**Set task:** Copy whichever lines contain the string "Aqua".

* Begin *

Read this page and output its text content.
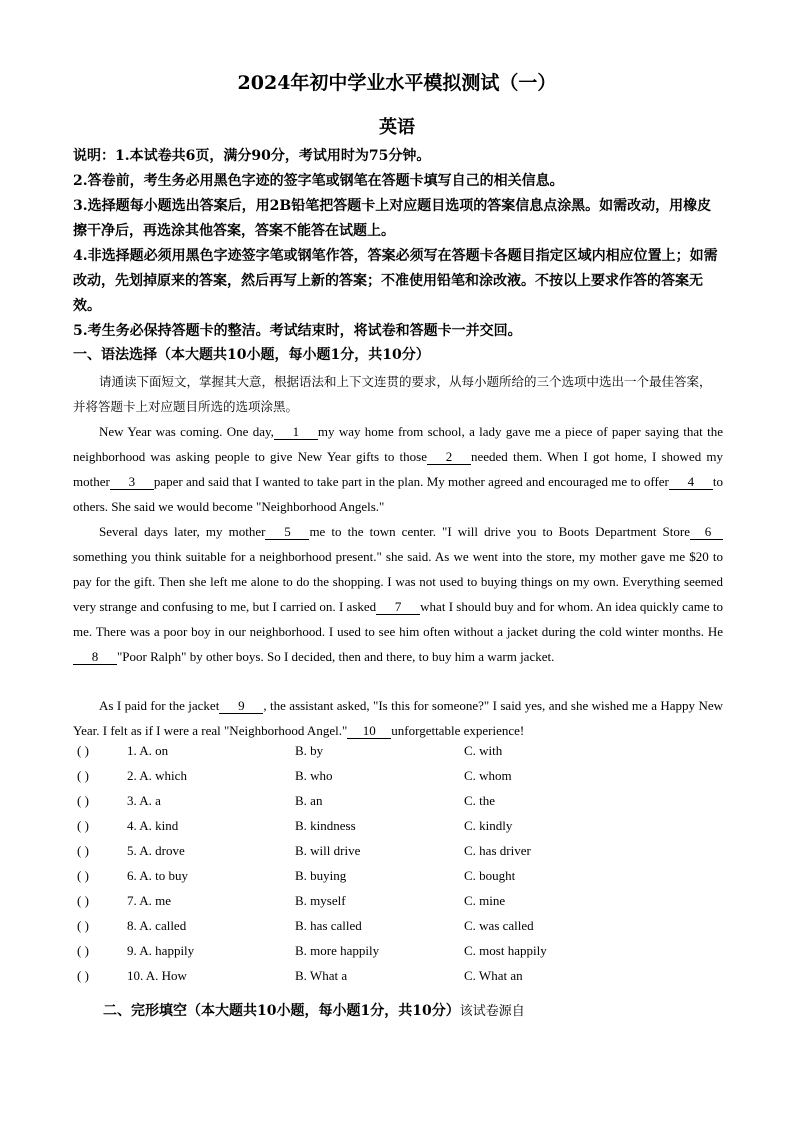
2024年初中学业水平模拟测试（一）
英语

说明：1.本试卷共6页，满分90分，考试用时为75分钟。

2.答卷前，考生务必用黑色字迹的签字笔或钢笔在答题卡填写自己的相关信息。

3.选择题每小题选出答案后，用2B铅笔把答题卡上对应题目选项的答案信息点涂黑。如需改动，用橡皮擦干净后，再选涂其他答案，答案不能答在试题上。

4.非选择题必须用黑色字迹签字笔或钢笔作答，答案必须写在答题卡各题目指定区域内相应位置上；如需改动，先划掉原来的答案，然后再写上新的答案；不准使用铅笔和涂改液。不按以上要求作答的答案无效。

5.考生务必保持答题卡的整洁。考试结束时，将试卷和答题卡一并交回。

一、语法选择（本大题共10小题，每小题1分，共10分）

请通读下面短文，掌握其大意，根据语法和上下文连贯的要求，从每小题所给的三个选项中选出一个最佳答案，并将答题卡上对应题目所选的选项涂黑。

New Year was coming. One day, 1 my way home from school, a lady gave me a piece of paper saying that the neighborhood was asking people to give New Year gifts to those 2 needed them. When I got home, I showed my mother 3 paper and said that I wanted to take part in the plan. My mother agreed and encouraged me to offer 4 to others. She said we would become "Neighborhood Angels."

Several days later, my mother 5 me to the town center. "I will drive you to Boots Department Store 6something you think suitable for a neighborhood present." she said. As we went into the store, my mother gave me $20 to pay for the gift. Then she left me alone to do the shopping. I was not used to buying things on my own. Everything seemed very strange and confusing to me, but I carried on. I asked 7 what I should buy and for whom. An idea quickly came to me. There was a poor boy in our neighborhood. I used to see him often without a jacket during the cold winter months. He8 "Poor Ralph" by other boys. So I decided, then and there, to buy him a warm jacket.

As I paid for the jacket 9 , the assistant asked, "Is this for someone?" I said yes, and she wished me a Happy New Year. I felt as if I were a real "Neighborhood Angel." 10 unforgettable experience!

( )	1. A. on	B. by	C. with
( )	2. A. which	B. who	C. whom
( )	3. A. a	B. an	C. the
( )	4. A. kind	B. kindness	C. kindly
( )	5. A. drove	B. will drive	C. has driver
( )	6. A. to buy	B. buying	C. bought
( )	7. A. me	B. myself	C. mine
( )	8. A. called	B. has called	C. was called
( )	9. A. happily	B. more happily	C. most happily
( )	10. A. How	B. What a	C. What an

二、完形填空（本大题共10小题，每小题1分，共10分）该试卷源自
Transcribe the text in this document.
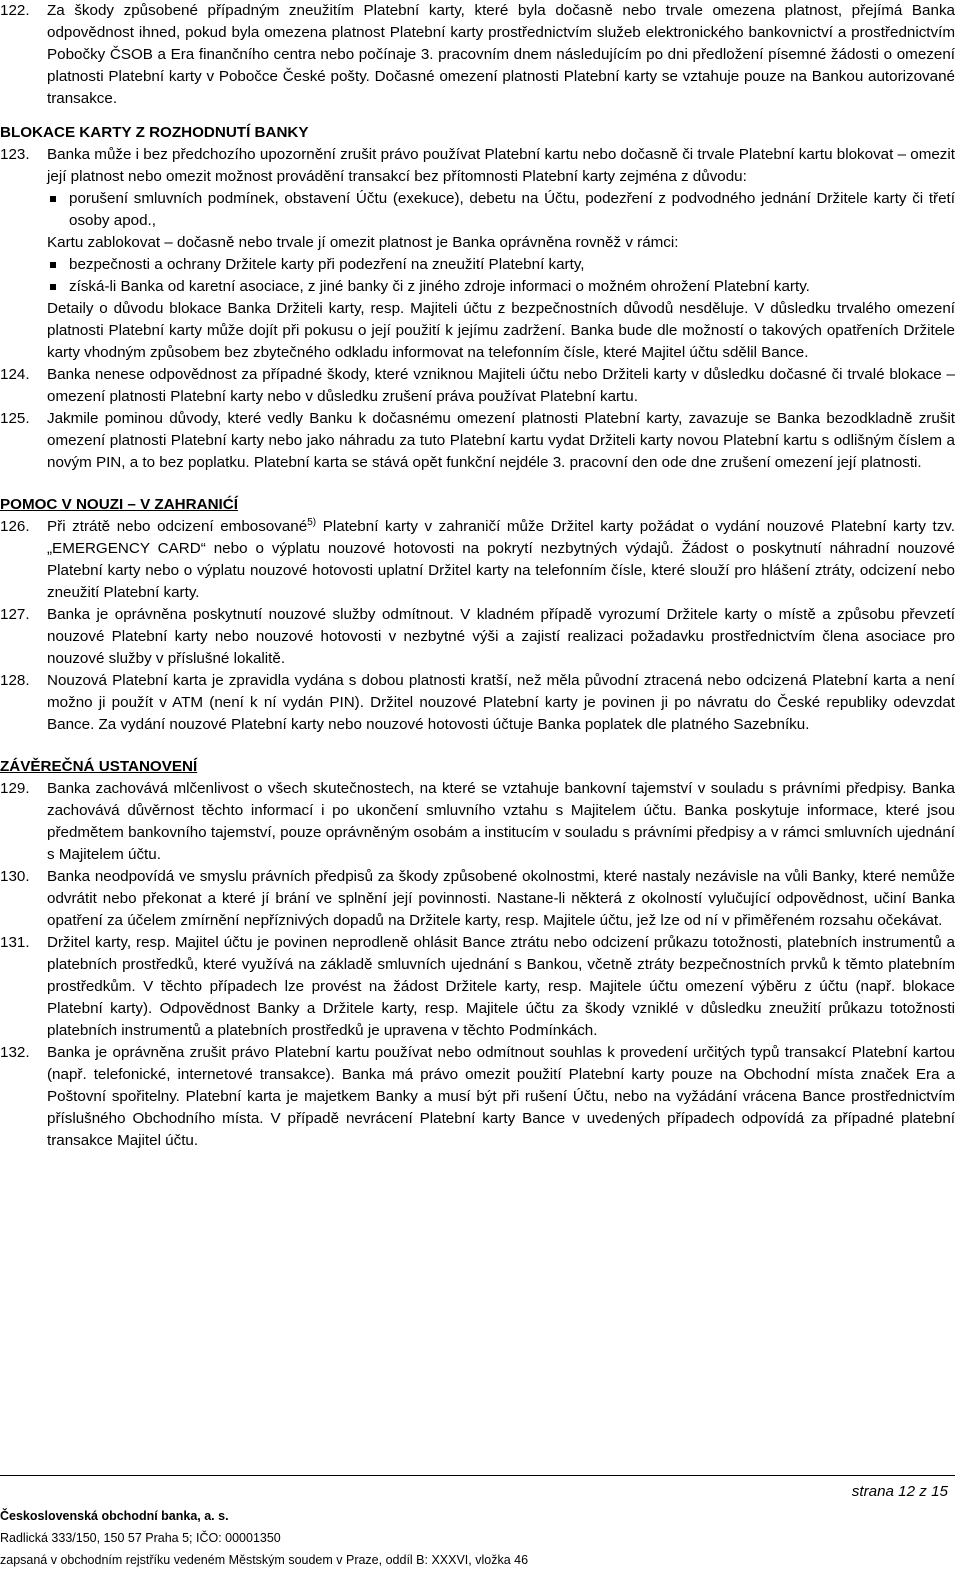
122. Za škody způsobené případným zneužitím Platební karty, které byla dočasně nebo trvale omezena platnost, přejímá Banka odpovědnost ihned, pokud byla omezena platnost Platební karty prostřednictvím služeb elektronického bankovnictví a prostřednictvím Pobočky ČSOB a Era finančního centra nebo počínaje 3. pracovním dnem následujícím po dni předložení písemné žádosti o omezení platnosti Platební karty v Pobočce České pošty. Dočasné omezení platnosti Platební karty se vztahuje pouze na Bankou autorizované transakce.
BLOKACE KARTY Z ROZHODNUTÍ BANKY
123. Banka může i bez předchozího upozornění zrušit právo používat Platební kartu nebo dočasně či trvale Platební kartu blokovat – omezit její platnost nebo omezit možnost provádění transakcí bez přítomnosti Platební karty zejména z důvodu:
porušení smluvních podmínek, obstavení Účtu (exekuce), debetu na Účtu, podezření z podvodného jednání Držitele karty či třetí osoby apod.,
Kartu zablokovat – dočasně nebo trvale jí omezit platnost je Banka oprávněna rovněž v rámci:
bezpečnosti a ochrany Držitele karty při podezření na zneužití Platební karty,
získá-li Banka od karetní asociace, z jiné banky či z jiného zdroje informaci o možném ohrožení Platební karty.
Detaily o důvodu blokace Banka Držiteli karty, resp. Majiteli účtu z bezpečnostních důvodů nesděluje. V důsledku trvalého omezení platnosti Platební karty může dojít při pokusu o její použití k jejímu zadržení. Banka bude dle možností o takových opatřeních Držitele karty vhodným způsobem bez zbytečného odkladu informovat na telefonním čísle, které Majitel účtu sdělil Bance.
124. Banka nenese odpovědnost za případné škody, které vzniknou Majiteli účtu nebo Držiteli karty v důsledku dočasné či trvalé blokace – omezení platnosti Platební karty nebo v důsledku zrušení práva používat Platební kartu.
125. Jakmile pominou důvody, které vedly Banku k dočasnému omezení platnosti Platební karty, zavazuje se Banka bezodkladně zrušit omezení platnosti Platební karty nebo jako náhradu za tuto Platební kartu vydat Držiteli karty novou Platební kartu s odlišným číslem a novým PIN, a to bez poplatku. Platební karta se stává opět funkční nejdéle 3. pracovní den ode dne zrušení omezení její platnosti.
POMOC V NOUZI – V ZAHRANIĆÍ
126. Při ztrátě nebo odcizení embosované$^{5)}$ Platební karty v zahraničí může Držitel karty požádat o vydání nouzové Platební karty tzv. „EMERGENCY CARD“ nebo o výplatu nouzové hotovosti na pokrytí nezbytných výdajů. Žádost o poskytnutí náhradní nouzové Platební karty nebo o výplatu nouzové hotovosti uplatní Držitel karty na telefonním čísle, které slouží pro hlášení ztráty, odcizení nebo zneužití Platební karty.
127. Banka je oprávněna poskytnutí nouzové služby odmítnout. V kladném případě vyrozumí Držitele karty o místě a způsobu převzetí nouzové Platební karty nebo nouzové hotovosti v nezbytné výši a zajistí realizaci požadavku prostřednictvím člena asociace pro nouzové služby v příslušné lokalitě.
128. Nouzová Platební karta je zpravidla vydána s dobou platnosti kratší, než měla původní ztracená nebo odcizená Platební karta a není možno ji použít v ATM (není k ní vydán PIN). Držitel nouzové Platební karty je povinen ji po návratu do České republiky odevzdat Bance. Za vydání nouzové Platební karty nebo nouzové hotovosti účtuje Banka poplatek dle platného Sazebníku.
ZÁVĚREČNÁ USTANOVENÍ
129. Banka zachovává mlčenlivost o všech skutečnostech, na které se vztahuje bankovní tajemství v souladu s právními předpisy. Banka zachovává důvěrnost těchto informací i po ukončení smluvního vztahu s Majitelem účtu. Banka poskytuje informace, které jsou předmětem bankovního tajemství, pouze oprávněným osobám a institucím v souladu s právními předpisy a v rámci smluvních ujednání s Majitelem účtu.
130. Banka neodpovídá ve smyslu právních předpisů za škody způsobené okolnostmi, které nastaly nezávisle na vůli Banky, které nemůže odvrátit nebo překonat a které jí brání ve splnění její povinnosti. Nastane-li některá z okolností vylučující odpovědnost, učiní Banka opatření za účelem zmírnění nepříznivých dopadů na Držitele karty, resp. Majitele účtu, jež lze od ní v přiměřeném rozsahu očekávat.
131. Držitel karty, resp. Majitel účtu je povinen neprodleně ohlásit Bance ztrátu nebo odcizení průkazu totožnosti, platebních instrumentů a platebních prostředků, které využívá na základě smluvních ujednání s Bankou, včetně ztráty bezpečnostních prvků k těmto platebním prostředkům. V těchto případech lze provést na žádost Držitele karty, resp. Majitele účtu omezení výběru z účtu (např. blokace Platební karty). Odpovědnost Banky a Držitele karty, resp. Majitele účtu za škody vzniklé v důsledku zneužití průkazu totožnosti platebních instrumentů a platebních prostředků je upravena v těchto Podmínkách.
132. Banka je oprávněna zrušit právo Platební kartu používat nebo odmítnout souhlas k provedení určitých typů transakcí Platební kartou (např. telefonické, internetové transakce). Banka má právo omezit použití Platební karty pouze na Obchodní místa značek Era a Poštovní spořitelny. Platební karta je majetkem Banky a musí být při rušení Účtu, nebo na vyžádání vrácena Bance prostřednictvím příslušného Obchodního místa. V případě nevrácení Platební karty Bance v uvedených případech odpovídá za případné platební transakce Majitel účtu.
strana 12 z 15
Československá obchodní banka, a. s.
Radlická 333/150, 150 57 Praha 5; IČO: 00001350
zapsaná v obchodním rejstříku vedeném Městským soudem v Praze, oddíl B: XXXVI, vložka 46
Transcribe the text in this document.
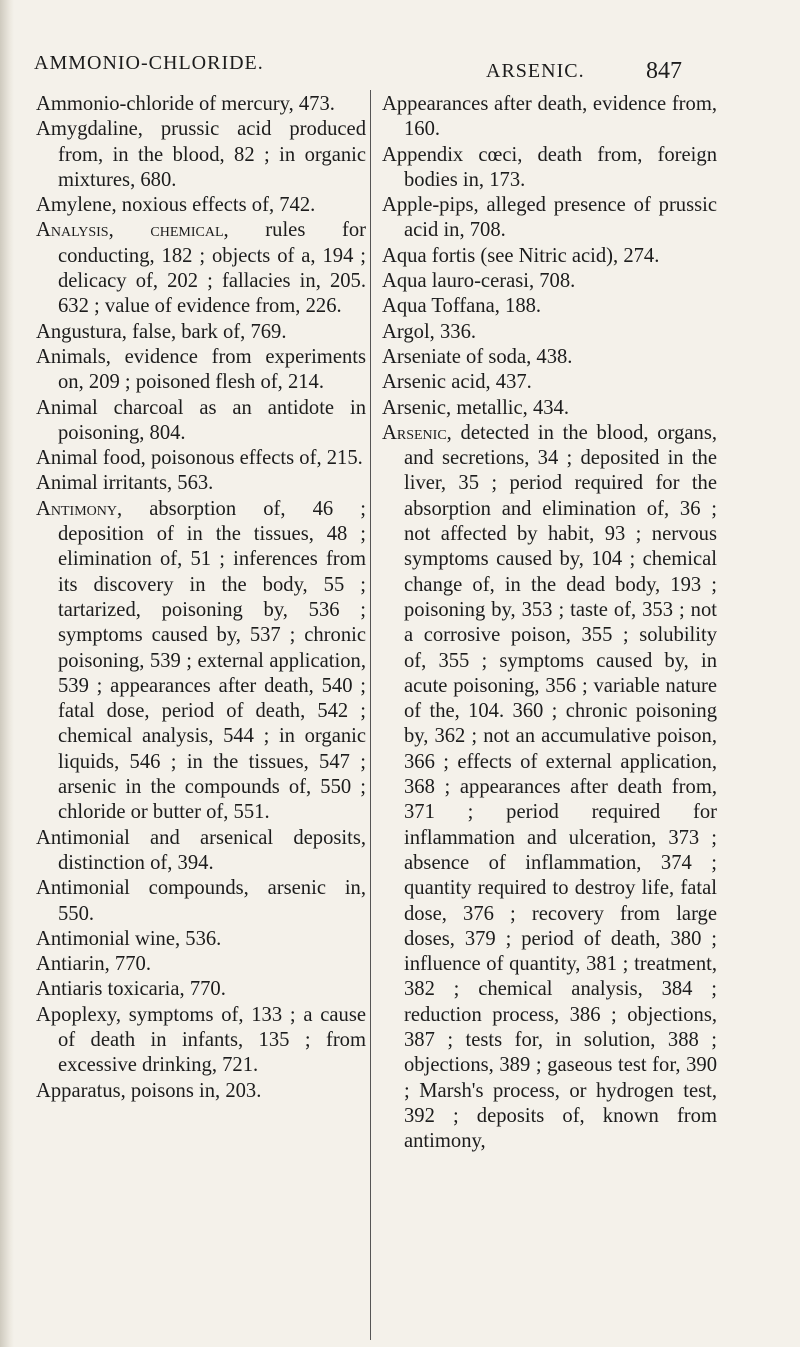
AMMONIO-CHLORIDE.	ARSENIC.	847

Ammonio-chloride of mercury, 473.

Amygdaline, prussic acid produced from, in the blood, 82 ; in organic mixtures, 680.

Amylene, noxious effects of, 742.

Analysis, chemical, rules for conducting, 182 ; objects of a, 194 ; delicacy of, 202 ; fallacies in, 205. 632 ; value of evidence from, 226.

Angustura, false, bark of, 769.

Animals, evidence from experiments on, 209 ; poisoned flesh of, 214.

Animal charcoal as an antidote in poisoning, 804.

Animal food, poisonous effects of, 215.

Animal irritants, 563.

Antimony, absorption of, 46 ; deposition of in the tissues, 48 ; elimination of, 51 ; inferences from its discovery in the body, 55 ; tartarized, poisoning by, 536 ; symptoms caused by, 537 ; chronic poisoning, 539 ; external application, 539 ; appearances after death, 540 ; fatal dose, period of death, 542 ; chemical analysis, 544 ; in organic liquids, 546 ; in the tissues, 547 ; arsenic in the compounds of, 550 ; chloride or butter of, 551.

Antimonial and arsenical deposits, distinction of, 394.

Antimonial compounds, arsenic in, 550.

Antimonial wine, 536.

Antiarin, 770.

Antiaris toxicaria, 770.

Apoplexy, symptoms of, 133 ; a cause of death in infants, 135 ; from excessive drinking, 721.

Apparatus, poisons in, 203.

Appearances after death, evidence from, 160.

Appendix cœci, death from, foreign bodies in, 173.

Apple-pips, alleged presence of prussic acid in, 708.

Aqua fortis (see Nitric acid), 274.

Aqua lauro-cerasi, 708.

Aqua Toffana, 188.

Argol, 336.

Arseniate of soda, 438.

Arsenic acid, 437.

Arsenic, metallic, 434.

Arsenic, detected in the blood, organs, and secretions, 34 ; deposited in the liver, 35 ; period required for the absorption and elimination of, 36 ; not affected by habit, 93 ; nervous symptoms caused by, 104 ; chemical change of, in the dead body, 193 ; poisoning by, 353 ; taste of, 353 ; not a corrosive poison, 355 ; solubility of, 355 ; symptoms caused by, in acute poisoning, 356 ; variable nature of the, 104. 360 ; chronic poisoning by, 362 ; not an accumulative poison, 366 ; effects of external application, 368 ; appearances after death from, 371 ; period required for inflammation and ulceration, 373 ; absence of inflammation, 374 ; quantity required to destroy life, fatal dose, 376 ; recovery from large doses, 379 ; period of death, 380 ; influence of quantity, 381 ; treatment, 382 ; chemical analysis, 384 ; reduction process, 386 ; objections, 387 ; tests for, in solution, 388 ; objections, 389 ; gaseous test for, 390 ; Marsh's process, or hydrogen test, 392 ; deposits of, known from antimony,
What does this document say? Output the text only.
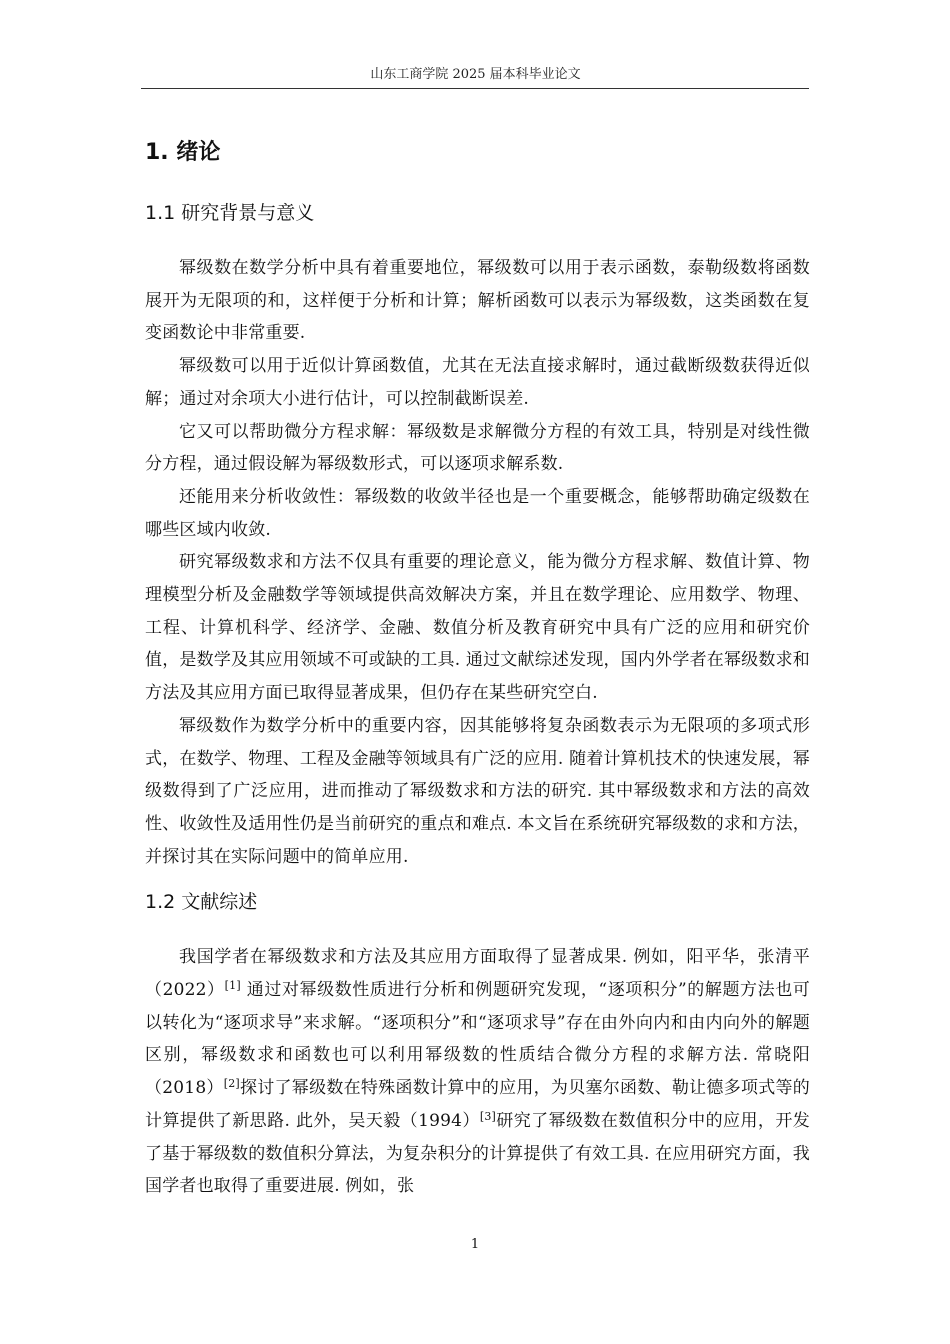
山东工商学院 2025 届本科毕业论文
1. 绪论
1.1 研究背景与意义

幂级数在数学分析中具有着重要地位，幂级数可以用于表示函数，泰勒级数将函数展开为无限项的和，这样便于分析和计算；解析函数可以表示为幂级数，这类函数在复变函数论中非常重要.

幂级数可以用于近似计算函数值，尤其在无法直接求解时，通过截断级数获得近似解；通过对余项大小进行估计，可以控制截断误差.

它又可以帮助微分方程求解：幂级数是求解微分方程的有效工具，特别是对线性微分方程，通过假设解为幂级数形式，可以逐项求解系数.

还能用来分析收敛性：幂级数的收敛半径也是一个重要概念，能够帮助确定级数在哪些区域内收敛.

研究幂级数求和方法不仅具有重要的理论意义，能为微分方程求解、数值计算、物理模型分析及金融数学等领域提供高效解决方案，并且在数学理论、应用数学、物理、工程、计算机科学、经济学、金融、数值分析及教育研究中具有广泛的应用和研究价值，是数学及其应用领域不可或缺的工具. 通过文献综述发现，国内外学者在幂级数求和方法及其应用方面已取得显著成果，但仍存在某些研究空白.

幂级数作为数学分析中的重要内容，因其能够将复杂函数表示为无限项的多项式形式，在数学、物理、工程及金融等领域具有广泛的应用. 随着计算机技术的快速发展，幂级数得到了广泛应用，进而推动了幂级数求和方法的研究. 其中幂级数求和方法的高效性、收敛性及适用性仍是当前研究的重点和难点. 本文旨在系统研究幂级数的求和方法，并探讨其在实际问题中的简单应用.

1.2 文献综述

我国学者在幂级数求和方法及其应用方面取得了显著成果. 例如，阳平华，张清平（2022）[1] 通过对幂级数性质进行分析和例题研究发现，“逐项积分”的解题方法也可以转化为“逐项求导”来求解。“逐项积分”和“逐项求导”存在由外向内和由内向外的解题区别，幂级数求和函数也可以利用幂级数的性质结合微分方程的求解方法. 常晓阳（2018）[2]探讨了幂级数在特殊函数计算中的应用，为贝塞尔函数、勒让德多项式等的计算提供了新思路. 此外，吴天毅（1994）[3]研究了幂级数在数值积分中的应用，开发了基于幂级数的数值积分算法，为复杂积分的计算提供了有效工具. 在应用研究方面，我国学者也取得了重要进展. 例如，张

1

* End *

**Output of the task:**
Aqua fortis (see Nitric acid), 274.
Aqua lauro-cerasi, 708.
Aqua Toffana, 188.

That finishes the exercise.